◆ **Task details**
Set down all of the data that follows word for word, without the images.

(Figure data in JSON)
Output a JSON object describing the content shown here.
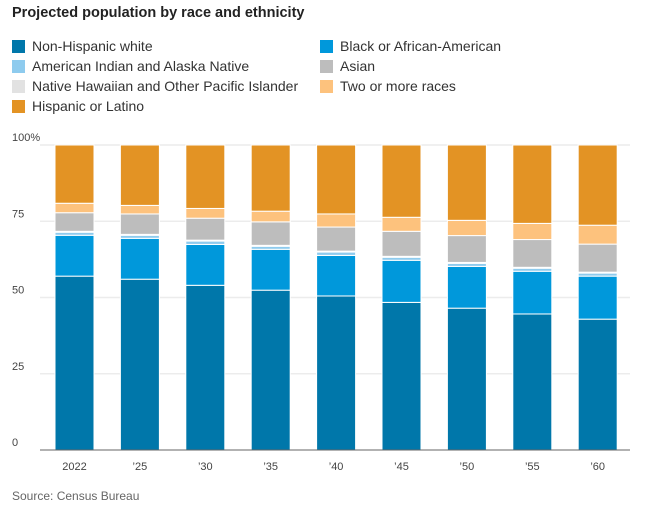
{
  "chart_data": {
    "type": "bar",
    "stacked": true,
    "title": "Projected population by race and ethnicity",
    "source": "Source: Census Bureau",
    "categories": [
      "2022",
      "’25",
      "’30",
      "’35",
      "’40",
      "’45",
      "’50",
      "’55",
      "’60"
    ],
    "ylim": [
      0,
      100
    ],
    "yticks": [
      0,
      25,
      50,
      75,
      100
    ],
    "ytick_labels": [
      "0",
      "25",
      "50",
      "75",
      "100%"
    ],
    "grid": true,
    "legend_position": "top",
    "series": [
      {
        "name": "Non-Hispanic white",
        "color": "#0077aa",
        "values": [
          57.0,
          56.0,
          54.0,
          52.4,
          50.5,
          48.4,
          46.5,
          44.6,
          42.9
        ]
      },
      {
        "name": "Black or African-American",
        "color": "#0098db",
        "values": [
          13.4,
          13.4,
          13.4,
          13.4,
          13.3,
          13.8,
          13.7,
          14.0,
          14.1
        ]
      },
      {
        "name": "American Indian and Alaska Native",
        "color": "#8ecbee",
        "values": [
          1.0,
          1.0,
          1.1,
          1.0,
          1.1,
          1.0,
          1.0,
          1.0,
          1.0
        ]
      },
      {
        "name": "Native Hawaiian and Other Pacific Islander",
        "color": "#e2e2e2",
        "values": [
          0.3,
          0.3,
          0.3,
          0.3,
          0.3,
          0.3,
          0.3,
          0.3,
          0.3
        ]
      },
      {
        "name": "Asian",
        "color": "#bdbdbd",
        "values": [
          6.1,
          6.7,
          7.2,
          7.7,
          7.9,
          8.2,
          8.8,
          9.1,
          9.2
        ]
      },
      {
        "name": "Two or more races",
        "color": "#fdc27d",
        "values": [
          3.1,
          2.8,
          3.2,
          3.5,
          4.3,
          4.6,
          5.0,
          5.3,
          6.2
        ]
      },
      {
        "name": "Hispanic or Latino",
        "color": "#e39324",
        "values": [
          19.1,
          19.8,
          20.8,
          21.7,
          22.6,
          23.7,
          24.7,
          25.7,
          26.3
        ]
      }
    ]
  }
}
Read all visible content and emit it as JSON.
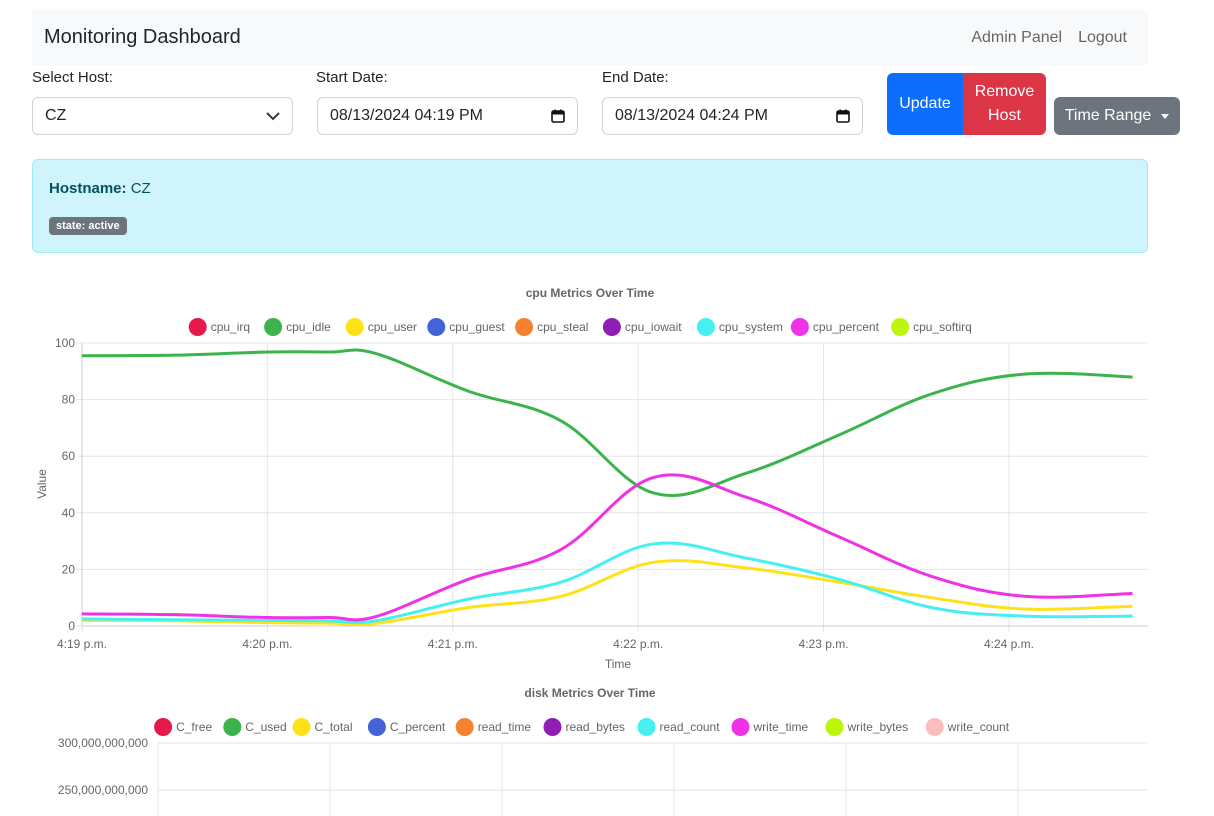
{
  "navbar": {
    "brand": "Monitoring Dashboard",
    "links": [
      "Admin Panel",
      "Logout"
    ]
  },
  "form": {
    "host_label": "Select Host:",
    "host_value": "CZ",
    "start_label": "Start Date:",
    "start_value": "08/13/2024 04:19 PM",
    "end_label": "End Date:",
    "end_value": "08/13/2024 04:24 PM",
    "update_label": "Update",
    "remove_label": "Remove Host",
    "range_label": "Time Range"
  },
  "host_info": {
    "hostname_label": "Hostname:",
    "hostname_value": "CZ",
    "state_badge": "state: active"
  },
  "chart_data": [
    {
      "type": "line",
      "title": "cpu Metrics Over Time",
      "xlabel": "Time",
      "ylabel": "Value",
      "ylim": [
        0,
        100
      ],
      "yticks": [
        0,
        20,
        40,
        60,
        80,
        100
      ],
      "xlim": [
        "16:19:00",
        "16:24:45"
      ],
      "xticks": [
        "4:19 p.m.",
        "4:20 p.m.",
        "4:21 p.m.",
        "4:22 p.m.",
        "4:23 p.m.",
        "4:24 p.m."
      ],
      "x": [
        "16:19:00",
        "16:19:30",
        "16:20:00",
        "16:20:20",
        "16:20:35",
        "16:21:05",
        "16:21:35",
        "16:22:05",
        "16:22:35",
        "16:23:05",
        "16:23:35",
        "16:24:05",
        "16:24:40"
      ],
      "grid": true,
      "legend_position": "top",
      "series": [
        {
          "name": "cpu_irq",
          "color": "#e6194b",
          "values": null
        },
        {
          "name": "cpu_idle",
          "color": "#3cb44b",
          "values": [
            95.5,
            95.7,
            96.8,
            96.8,
            96.3,
            83.0,
            72.5,
            47.0,
            54.0,
            67.5,
            82.0,
            89.0,
            88.0
          ]
        },
        {
          "name": "cpu_user",
          "color": "#ffe119",
          "values": [
            2.0,
            1.8,
            1.2,
            1.0,
            0.9,
            6.5,
            10.5,
            22.5,
            20.5,
            15.5,
            10.0,
            6.0,
            7.0
          ]
        },
        {
          "name": "cpu_guest",
          "color": "#4363d8",
          "values": null
        },
        {
          "name": "cpu_steal",
          "color": "#f58231",
          "values": null
        },
        {
          "name": "cpu_iowait",
          "color": "#911eb4",
          "values": null
        },
        {
          "name": "cpu_system",
          "color": "#46f0f0",
          "values": [
            2.5,
            2.2,
            2.0,
            1.8,
            1.8,
            9.5,
            15.5,
            29.0,
            24.0,
            16.5,
            6.5,
            3.5,
            3.5
          ]
        },
        {
          "name": "cpu_percent",
          "color": "#f032e6",
          "values": [
            4.3,
            4.0,
            3.0,
            3.0,
            3.3,
            16.5,
            27.0,
            52.5,
            45.5,
            31.5,
            17.5,
            10.5,
            11.5
          ]
        },
        {
          "name": "cpu_softirq",
          "color": "#bcf60c",
          "values": null
        }
      ]
    },
    {
      "type": "line",
      "title": "disk Metrics Over Time",
      "yticks_visible": [
        "300,000,000,000",
        "250,000,000,000"
      ],
      "grid": true,
      "legend_position": "top",
      "series": [
        {
          "name": "C_free",
          "color": "#e6194b"
        },
        {
          "name": "C_used",
          "color": "#3cb44b"
        },
        {
          "name": "C_total",
          "color": "#ffe119"
        },
        {
          "name": "C_percent",
          "color": "#4363d8"
        },
        {
          "name": "read_time",
          "color": "#f58231"
        },
        {
          "name": "read_bytes",
          "color": "#911eb4"
        },
        {
          "name": "read_count",
          "color": "#46f0f0"
        },
        {
          "name": "write_time",
          "color": "#f032e6"
        },
        {
          "name": "write_bytes",
          "color": "#bcf60c"
        },
        {
          "name": "write_count",
          "color": "#fabebe"
        }
      ]
    }
  ]
}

◆ **The response**
Output a JSON object describing the content shown here.
{
  "chart_data": {
    "type": "bar",
    "stacked": true,
    "title": "Projected population by race and ethnicity",
    "source": "Source: Census Bureau",
    "categories": [
      "2022",
      "’25",
      "’30",
      "’35",
      "’40",
      "’45",
      "’50",
      "’55",
      "’60"
    ],
    "ylim": [
      0,
      100
    ],
    "yticks": [
      0,
      25,
      50,
      75,
      100
    ],
    "ytick_labels": [
      "0",
      "25",
      "50",
      "75",
      "100%"
    ],
    "grid": true,
    "legend_position": "top",
    "series": [
      {
        "name": "Non-Hispanic white",
        "color": "#0077aa",
        "values": [
          57.0,
          56.0,
          54.0,
          52.4,
          50.5,
          48.4,
          46.5,
          44.6,
          42.9
        ]
      },
      {
        "name": "Black or African-American",
        "color": "#0098db",
        "values": [
          13.4,
          13.4,
          13.4,
          13.4,
          13.3,
          13.8,
          13.7,
          14.0,
          14.1
        ]
      },
      {
        "name": "American Indian and Alaska Native",
        "color": "#8ecbee",
        "values": [
          1.0,
          1.0,
          1.1,
          1.0,
          1.1,
          1.0,
          1.0,
          1.0,
          1.0
        ]
      },
      {
        "name": "Native Hawaiian and Other Pacific Islander",
        "color": "#e2e2e2",
        "values": [
          0.3,
          0.3,
          0.3,
          0.3,
          0.3,
          0.3,
          0.3,
          0.3,
          0.3
        ]
      },
      {
        "name": "Asian",
        "color": "#bdbdbd",
        "values": [
          6.1,
          6.7,
          7.2,
          7.7,
          7.9,
          8.2,
          8.8,
          9.1,
          9.2
        ]
      },
      {
        "name": "Two or more races",
        "color": "#fdc27d",
        "values": [
          3.1,
          2.8,
          3.2,
          3.5,
          4.3,
          4.6,
          5.0,
          5.3,
          6.2
        ]
      },
      {
        "name": "Hispanic or Latino",
        "color": "#e39324",
        "values": [
          19.1,
          19.8,
          20.8,
          21.7,
          22.6,
          23.7,
          24.7,
          25.7,
          26.3
        ]
      }
    ]
  }
}
Read all visible content and emit it as JSON.
{
  "navbar": {
    "brand": "Monitoring Dashboard",
    "links": [
      "Admin Panel",
      "Logout"
    ]
  },
  "form": {
    "host_label": "Select Host:",
    "host_value": "CZ",
    "start_label": "Start Date:",
    "start_value": "08/13/2024 04:19 PM",
    "end_label": "End Date:",
    "end_value": "08/13/2024 04:24 PM",
    "update_label": "Update",
    "remove_label": "Remove Host",
    "range_label": "Time Range"
  },
  "host_info": {
    "hostname_label": "Hostname:",
    "hostname_value": "CZ",
    "state_badge": "state: active"
  },
  "chart_data": [
    {
      "type": "line",
      "title": "cpu Metrics Over Time",
      "xlabel": "Time",
      "ylabel": "Value",
      "ylim": [
        0,
        100
      ],
      "yticks": [
        0,
        20,
        40,
        60,
        80,
        100
      ],
      "xlim": [
        "16:19:00",
        "16:24:45"
      ],
      "xticks": [
        "4:19 p.m.",
        "4:20 p.m.",
        "4:21 p.m.",
        "4:22 p.m.",
        "4:23 p.m.",
        "4:24 p.m."
      ],
      "x": [
        "16:19:00",
        "16:19:30",
        "16:20:00",
        "16:20:20",
        "16:20:35",
        "16:21:05",
        "16:21:35",
        "16:22:05",
        "16:22:35",
        "16:23:05",
        "16:23:35",
        "16:24:05",
        "16:24:40"
      ],
      "grid": true,
      "legend_position": "top",
      "series": [
        {
          "name": "cpu_irq",
          "color": "#e6194b",
          "values": null
        },
        {
          "name": "cpu_idle",
          "color": "#3cb44b",
          "values": [
            95.5,
            95.7,
            96.8,
            96.8,
            96.3,
            83.0,
            72.5,
            47.0,
            54.0,
            67.5,
            82.0,
            89.0,
            88.0
          ]
        },
        {
          "name": "cpu_user",
          "color": "#ffe119",
          "values": [
            2.0,
            1.8,
            1.2,
            1.0,
            0.9,
            6.5,
            10.5,
            22.5,
            20.5,
            15.5,
            10.0,
            6.0,
            7.0
          ]
        },
        {
          "name": "cpu_guest",
          "color": "#4363d8",
          "values": null
        },
        {
          "name": "cpu_steal",
          "color": "#f58231",
          "values": null
        },
        {
          "name": "cpu_iowait",
          "color": "#911eb4",
          "values": null
        },
        {
          "name": "cpu_system",
          "color": "#46f0f0",
          "values": [
            2.5,
            2.2,
            2.0,
            1.8,
            1.8,
            9.5,
            15.5,
            29.0,
            24.0,
            16.5,
            6.5,
            3.5,
            3.5
          ]
        },
        {
          "name": "cpu_percent",
          "color": "#f032e6",
          "values": [
            4.3,
            4.0,
            3.0,
            3.0,
            3.3,
            16.5,
            27.0,
            52.5,
            45.5,
            31.5,
            17.5,
            10.5,
            11.5
          ]
        },
        {
          "name": "cpu_softirq",
          "color": "#bcf60c",
          "values": null
        }
      ]
    },
    {
      "type": "line",
      "title": "disk Metrics Over Time",
      "yticks_visible": [
        "300,000,000,000",
        "250,000,000,000"
      ],
      "grid": true,
      "legend_position": "top",
      "series": [
        {
          "name": "C_free",
          "color": "#e6194b"
        },
        {
          "name": "C_used",
          "color": "#3cb44b"
        },
        {
          "name": "C_total",
          "color": "#ffe119"
        },
        {
          "name": "C_percent",
          "color": "#4363d8"
        },
        {
          "name": "read_time",
          "color": "#f58231"
        },
        {
          "name": "read_bytes",
          "color": "#911eb4"
        },
        {
          "name": "read_count",
          "color": "#46f0f0"
        },
        {
          "name": "write_time",
          "color": "#f032e6"
        },
        {
          "name": "write_bytes",
          "color": "#bcf60c"
        },
        {
          "name": "write_count",
          "color": "#fabebe"
        }
      ]
    }
  ]
}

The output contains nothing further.